MATERIAL PROVIDED:

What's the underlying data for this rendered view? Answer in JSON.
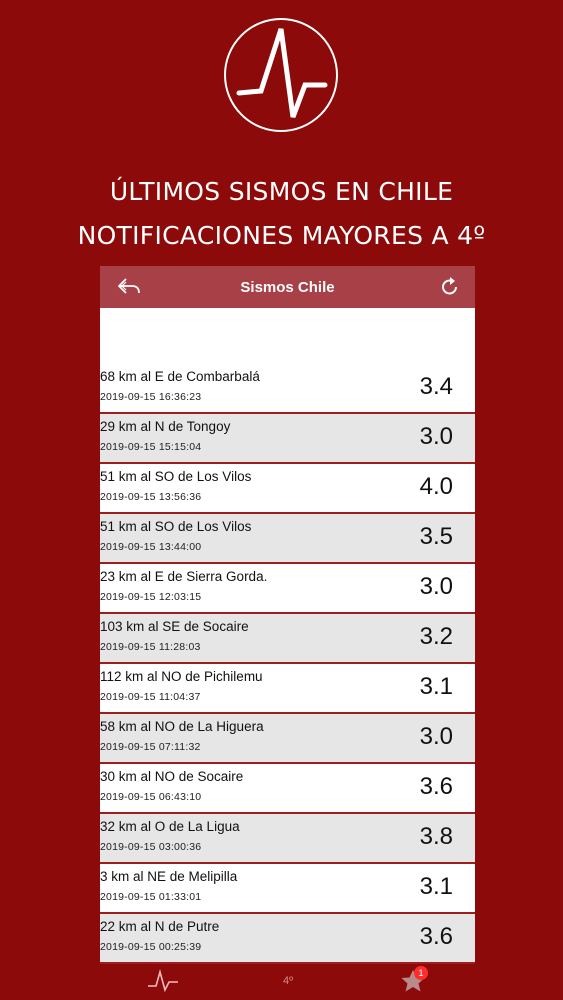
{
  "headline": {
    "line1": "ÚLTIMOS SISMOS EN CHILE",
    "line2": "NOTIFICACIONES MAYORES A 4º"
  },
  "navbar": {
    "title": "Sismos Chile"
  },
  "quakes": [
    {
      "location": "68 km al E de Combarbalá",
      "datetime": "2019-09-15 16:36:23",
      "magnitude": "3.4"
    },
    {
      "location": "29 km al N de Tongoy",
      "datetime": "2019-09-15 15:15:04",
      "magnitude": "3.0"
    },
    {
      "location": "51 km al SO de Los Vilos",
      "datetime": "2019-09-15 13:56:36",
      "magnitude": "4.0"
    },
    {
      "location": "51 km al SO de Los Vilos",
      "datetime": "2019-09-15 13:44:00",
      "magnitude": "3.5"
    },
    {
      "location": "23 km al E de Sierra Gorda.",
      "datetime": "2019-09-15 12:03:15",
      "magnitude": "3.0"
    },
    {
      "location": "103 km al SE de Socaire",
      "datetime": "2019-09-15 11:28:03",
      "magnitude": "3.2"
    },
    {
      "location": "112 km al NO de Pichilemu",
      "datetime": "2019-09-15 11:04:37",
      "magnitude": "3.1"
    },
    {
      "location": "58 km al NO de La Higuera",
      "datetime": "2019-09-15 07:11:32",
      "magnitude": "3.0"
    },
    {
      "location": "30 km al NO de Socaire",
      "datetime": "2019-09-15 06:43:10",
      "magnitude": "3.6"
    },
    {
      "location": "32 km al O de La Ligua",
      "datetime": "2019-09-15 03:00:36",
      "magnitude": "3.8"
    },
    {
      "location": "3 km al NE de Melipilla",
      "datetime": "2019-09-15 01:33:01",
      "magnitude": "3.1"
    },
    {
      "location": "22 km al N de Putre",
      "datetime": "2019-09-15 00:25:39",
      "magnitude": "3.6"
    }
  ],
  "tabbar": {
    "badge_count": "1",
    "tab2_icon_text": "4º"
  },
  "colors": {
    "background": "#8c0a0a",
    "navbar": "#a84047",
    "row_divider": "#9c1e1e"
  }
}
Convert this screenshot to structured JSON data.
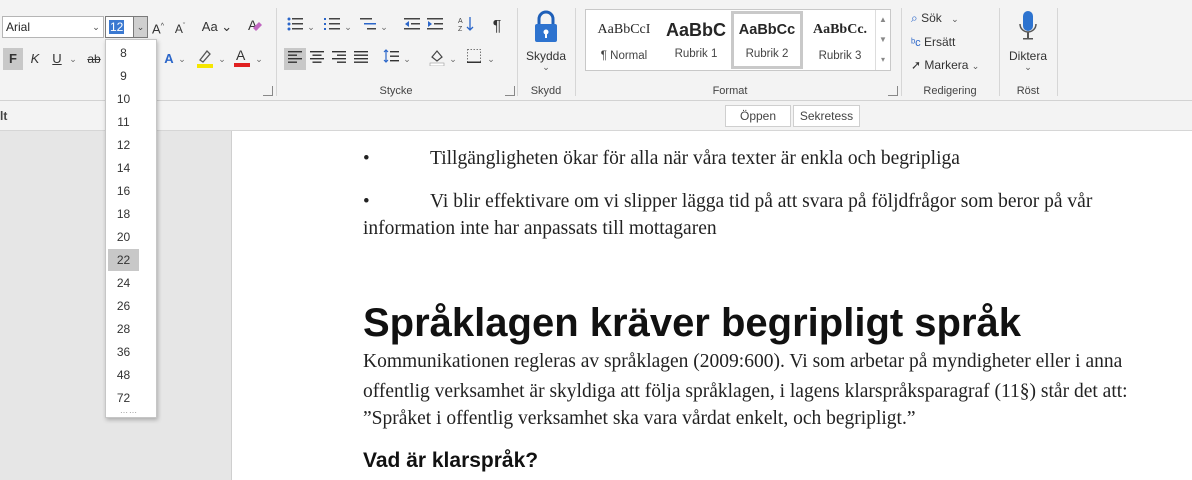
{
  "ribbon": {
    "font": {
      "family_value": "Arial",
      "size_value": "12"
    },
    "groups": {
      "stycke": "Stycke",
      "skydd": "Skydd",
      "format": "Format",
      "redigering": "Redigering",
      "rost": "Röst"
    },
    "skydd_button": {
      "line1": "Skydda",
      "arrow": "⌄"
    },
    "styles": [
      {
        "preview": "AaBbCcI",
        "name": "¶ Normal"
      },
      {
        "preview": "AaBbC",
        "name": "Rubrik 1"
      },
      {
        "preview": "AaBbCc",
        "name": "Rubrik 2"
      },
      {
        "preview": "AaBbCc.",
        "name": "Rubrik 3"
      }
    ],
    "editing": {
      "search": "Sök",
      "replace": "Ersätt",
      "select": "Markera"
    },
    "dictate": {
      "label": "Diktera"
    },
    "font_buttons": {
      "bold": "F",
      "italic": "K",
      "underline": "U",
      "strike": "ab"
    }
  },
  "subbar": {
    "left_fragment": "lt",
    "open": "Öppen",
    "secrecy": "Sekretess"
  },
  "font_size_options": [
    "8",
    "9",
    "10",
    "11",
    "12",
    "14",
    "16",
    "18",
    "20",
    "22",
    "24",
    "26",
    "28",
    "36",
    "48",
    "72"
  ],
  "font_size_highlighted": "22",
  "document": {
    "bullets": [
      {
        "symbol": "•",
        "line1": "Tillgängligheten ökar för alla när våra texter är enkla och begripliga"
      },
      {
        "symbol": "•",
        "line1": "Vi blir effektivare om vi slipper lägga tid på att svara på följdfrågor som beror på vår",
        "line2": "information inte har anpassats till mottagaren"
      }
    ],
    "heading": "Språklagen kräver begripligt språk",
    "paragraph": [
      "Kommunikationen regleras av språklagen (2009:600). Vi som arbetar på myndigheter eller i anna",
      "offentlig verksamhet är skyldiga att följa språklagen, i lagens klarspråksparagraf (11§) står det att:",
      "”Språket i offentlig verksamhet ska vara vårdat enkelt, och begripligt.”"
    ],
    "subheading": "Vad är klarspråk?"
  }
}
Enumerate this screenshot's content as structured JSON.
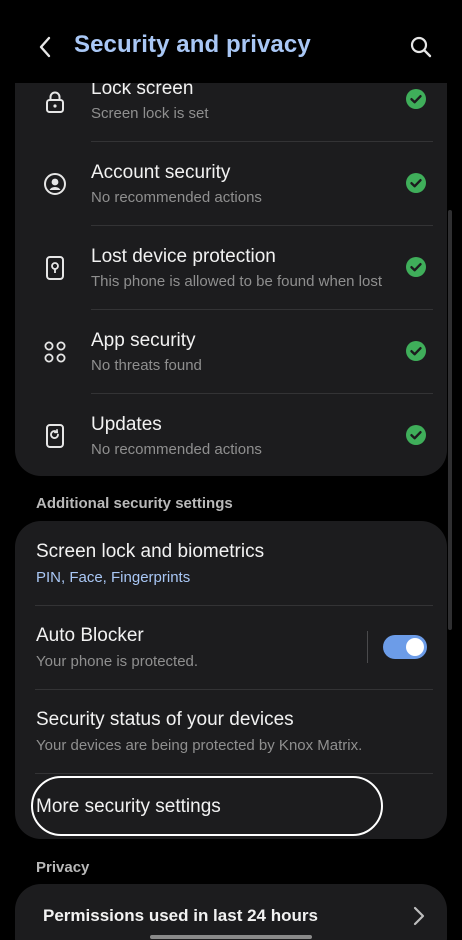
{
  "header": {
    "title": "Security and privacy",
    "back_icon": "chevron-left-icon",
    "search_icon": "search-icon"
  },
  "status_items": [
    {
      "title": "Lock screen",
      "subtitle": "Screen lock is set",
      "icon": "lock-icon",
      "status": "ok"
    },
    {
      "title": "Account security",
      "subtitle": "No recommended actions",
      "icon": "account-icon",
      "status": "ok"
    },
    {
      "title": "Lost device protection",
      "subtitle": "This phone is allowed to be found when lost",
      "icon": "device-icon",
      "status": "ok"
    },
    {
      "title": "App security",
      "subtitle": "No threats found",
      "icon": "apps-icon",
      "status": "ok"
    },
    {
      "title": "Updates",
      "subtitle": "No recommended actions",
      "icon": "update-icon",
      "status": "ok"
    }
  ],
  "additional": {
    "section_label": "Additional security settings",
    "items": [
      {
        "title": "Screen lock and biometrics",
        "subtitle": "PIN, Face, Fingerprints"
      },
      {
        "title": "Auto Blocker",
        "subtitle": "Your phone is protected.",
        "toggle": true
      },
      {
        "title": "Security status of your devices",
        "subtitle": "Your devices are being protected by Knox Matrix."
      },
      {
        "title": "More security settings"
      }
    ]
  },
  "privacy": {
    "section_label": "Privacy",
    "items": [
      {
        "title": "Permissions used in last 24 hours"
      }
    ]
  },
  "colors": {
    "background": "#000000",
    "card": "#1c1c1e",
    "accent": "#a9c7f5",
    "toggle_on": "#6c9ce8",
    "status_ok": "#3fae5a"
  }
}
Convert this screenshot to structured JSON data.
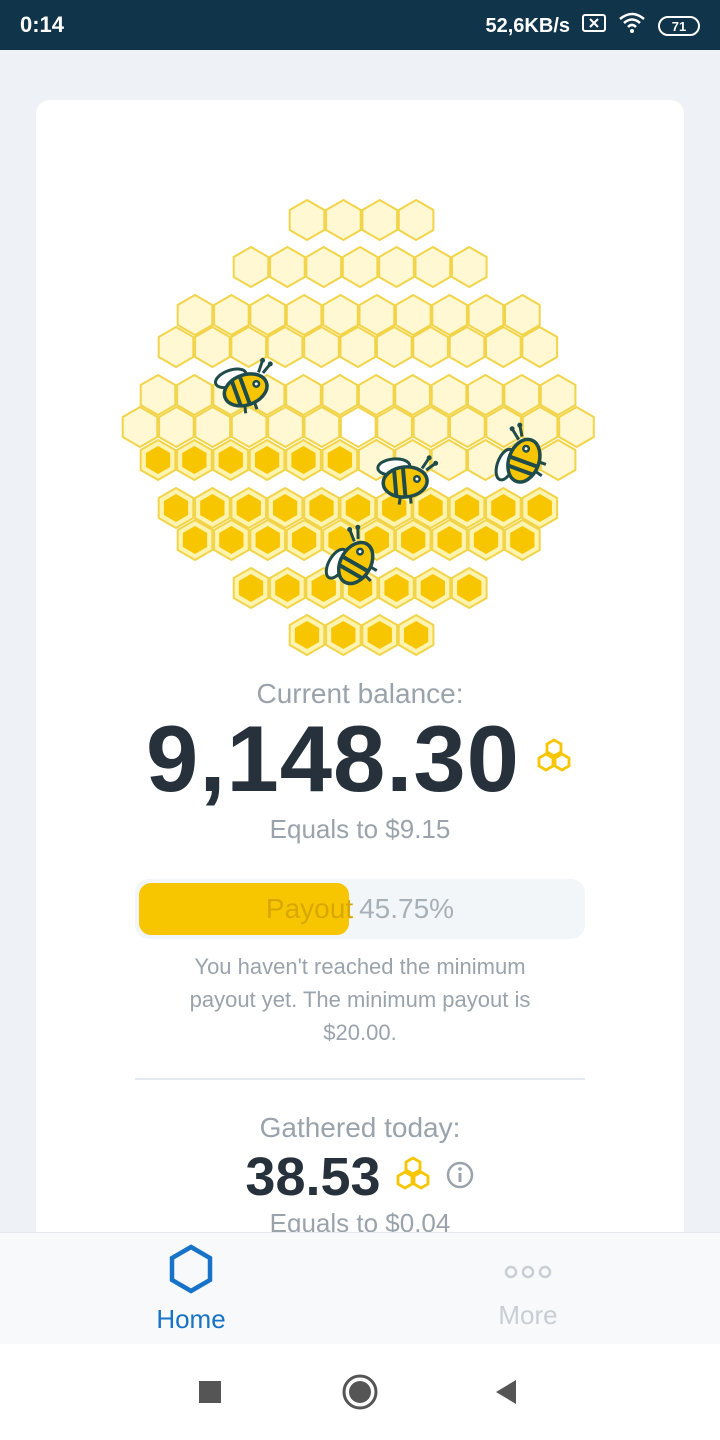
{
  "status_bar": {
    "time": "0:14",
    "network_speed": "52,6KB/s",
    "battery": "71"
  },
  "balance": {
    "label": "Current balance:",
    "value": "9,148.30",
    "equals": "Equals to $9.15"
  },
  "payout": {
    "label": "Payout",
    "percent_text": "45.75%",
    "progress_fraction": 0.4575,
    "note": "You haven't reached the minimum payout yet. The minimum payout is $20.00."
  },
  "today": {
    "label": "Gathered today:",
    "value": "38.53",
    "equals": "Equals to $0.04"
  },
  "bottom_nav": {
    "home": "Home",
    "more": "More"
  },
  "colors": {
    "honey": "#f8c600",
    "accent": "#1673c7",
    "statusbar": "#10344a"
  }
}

GIVEN INSTRUCTION:
Transcribe the whole listing, character for character, but not its images.

RESULT OF THE EXERCISE:
What's the underlying data for this rendered view? Answer in JSON.
{
  "headline": {
    "line1": "ÚLTIMOS SISMOS EN CHILE",
    "line2": "NOTIFICACIONES MAYORES A 4º"
  },
  "navbar": {
    "title": "Sismos Chile"
  },
  "quakes": [
    {
      "location": "68 km al E de Combarbalá",
      "datetime": "2019-09-15 16:36:23",
      "magnitude": "3.4"
    },
    {
      "location": "29 km al N de Tongoy",
      "datetime": "2019-09-15 15:15:04",
      "magnitude": "3.0"
    },
    {
      "location": "51 km al SO de Los Vilos",
      "datetime": "2019-09-15 13:56:36",
      "magnitude": "4.0"
    },
    {
      "location": "51 km al SO de Los Vilos",
      "datetime": "2019-09-15 13:44:00",
      "magnitude": "3.5"
    },
    {
      "location": "23 km al E de Sierra Gorda.",
      "datetime": "2019-09-15 12:03:15",
      "magnitude": "3.0"
    },
    {
      "location": "103 km al SE de Socaire",
      "datetime": "2019-09-15 11:28:03",
      "magnitude": "3.2"
    },
    {
      "location": "112 km al NO de Pichilemu",
      "datetime": "2019-09-15 11:04:37",
      "magnitude": "3.1"
    },
    {
      "location": "58 km al NO de La Higuera",
      "datetime": "2019-09-15 07:11:32",
      "magnitude": "3.0"
    },
    {
      "location": "30 km al NO de Socaire",
      "datetime": "2019-09-15 06:43:10",
      "magnitude": "3.6"
    },
    {
      "location": "32 km al O de La Ligua",
      "datetime": "2019-09-15 03:00:36",
      "magnitude": "3.8"
    },
    {
      "location": "3 km al NE de Melipilla",
      "datetime": "2019-09-15 01:33:01",
      "magnitude": "3.1"
    },
    {
      "location": "22 km al N de Putre",
      "datetime": "2019-09-15 00:25:39",
      "magnitude": "3.6"
    }
  ],
  "tabbar": {
    "badge_count": "1",
    "tab2_icon_text": "4º"
  },
  "colors": {
    "background": "#8c0a0a",
    "navbar": "#a84047",
    "row_divider": "#9c1e1e"
  }
}
Convert this screenshot to structured JSON data.
{
  "ribbon": {
    "font": {
      "family_value": "Arial",
      "size_value": "12"
    },
    "groups": {
      "stycke": "Stycke",
      "skydd": "Skydd",
      "format": "Format",
      "redigering": "Redigering",
      "rost": "Röst"
    },
    "skydd_button": {
      "line1": "Skydda",
      "arrow": "⌄"
    },
    "styles": [
      {
        "preview": "AaBbCcI",
        "name": "¶ Normal"
      },
      {
        "preview": "AaBbC",
        "name": "Rubrik 1"
      },
      {
        "preview": "AaBbCc",
        "name": "Rubrik 2"
      },
      {
        "preview": "AaBbCc.",
        "name": "Rubrik 3"
      }
    ],
    "editing": {
      "search": "Sök",
      "replace": "Ersätt",
      "select": "Markera"
    },
    "dictate": {
      "label": "Diktera"
    },
    "font_buttons": {
      "bold": "F",
      "italic": "K",
      "underline": "U",
      "strike": "ab"
    }
  },
  "subbar": {
    "left_fragment": "lt",
    "open": "Öppen",
    "secrecy": "Sekretess"
  },
  "font_size_options": [
    "8",
    "9",
    "10",
    "11",
    "12",
    "14",
    "16",
    "18",
    "20",
    "22",
    "24",
    "26",
    "28",
    "36",
    "48",
    "72"
  ],
  "font_size_highlighted": "22",
  "document": {
    "bullets": [
      {
        "symbol": "•",
        "line1": "Tillgängligheten ökar för alla när våra texter är enkla och begripliga"
      },
      {
        "symbol": "•",
        "line1": "Vi blir effektivare om vi slipper lägga tid på att svara på följdfrågor som beror på vår",
        "line2": "information inte har anpassats till mottagaren"
      }
    ],
    "heading": "Språklagen kräver begripligt språk",
    "paragraph": [
      "Kommunikationen regleras av språklagen (2009:600). Vi som arbetar på myndigheter eller i anna",
      "offentlig verksamhet är skyldiga att följa språklagen, i lagens klarspråksparagraf (11§) står det att:",
      "”Språket i offentlig verksamhet ska vara vårdat enkelt, och begripligt.”"
    ],
    "subheading": "Vad är klarspråk?"
  }
}
Enumerate this screenshot's content as structured JSON.
{
  "header": {
    "title": "Security and privacy",
    "back_icon": "chevron-left-icon",
    "search_icon": "search-icon"
  },
  "status_items": [
    {
      "title": "Lock screen",
      "subtitle": "Screen lock is set",
      "icon": "lock-icon",
      "status": "ok"
    },
    {
      "title": "Account security",
      "subtitle": "No recommended actions",
      "icon": "account-icon",
      "status": "ok"
    },
    {
      "title": "Lost device protection",
      "subtitle": "This phone is allowed to be found when lost",
      "icon": "device-icon",
      "status": "ok"
    },
    {
      "title": "App security",
      "subtitle": "No threats found",
      "icon": "apps-icon",
      "status": "ok"
    },
    {
      "title": "Updates",
      "subtitle": "No recommended actions",
      "icon": "update-icon",
      "status": "ok"
    }
  ],
  "additional": {
    "section_label": "Additional security settings",
    "items": [
      {
        "title": "Screen lock and biometrics",
        "subtitle": "PIN, Face, Fingerprints"
      },
      {
        "title": "Auto Blocker",
        "subtitle": "Your phone is protected.",
        "toggle": true
      },
      {
        "title": "Security status of your devices",
        "subtitle": "Your devices are being protected by Knox Matrix."
      },
      {
        "title": "More security settings"
      }
    ]
  },
  "privacy": {
    "section_label": "Privacy",
    "items": [
      {
        "title": "Permissions used in last 24 hours"
      }
    ]
  },
  "colors": {
    "background": "#000000",
    "card": "#1c1c1e",
    "accent": "#a9c7f5",
    "toggle_on": "#6c9ce8",
    "status_ok": "#3fae5a"
  }
}
Convert this screenshot to structured JSON data.
{
  "status_bar": {
    "time": "0:14",
    "network_speed": "52,6KB/s",
    "battery": "71"
  },
  "balance": {
    "label": "Current balance:",
    "value": "9,148.30",
    "equals": "Equals to $9.15"
  },
  "payout": {
    "label": "Payout",
    "percent_text": "45.75%",
    "progress_fraction": 0.4575,
    "note": "You haven't reached the minimum payout yet. The minimum payout is $20.00."
  },
  "today": {
    "label": "Gathered today:",
    "value": "38.53",
    "equals": "Equals to $0.04"
  },
  "bottom_nav": {
    "home": "Home",
    "more": "More"
  },
  "colors": {
    "honey": "#f8c600",
    "accent": "#1673c7",
    "statusbar": "#10344a"
  }
}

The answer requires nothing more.